What the task requires
Report how many lines in the records hold the string "größtes"; give the number and nothing else.

══ Records to use ══

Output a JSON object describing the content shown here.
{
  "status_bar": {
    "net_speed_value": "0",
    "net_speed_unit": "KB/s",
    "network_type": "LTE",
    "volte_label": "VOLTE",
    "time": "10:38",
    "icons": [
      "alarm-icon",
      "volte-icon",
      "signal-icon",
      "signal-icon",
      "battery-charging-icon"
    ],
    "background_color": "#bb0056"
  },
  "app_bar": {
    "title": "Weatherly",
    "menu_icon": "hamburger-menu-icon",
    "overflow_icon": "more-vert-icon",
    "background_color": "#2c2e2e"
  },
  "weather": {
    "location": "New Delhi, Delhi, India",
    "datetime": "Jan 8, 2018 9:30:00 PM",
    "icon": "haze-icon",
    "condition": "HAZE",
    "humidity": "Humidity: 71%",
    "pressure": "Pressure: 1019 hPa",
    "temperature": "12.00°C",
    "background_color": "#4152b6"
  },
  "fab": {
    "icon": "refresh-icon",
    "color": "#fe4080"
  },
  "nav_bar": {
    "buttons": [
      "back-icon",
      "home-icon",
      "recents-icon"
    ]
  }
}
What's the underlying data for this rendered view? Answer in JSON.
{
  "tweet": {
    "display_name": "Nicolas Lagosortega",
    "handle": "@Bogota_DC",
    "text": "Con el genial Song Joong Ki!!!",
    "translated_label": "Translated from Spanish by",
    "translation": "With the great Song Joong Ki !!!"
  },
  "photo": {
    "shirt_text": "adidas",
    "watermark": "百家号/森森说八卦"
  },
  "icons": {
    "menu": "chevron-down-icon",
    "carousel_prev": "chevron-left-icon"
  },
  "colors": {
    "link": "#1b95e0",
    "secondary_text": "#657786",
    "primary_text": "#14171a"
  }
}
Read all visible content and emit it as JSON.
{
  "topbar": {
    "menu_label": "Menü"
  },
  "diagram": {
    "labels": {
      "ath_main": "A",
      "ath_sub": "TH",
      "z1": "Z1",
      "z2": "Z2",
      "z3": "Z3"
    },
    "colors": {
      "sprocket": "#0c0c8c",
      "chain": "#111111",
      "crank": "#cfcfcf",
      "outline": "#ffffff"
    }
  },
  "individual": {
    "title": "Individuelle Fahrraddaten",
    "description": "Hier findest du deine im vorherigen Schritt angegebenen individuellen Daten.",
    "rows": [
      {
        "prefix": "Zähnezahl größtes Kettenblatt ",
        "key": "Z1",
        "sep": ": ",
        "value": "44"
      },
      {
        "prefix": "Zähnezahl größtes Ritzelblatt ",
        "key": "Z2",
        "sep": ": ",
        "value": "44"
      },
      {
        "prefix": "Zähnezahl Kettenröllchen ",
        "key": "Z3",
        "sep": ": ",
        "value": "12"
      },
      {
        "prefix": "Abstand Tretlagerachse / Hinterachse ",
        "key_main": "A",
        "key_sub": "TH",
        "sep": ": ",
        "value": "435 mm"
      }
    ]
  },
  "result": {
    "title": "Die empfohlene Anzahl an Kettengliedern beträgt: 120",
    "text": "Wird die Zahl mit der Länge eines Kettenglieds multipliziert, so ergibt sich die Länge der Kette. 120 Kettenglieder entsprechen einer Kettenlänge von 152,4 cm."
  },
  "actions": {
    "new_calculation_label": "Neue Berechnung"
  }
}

═══

Result
2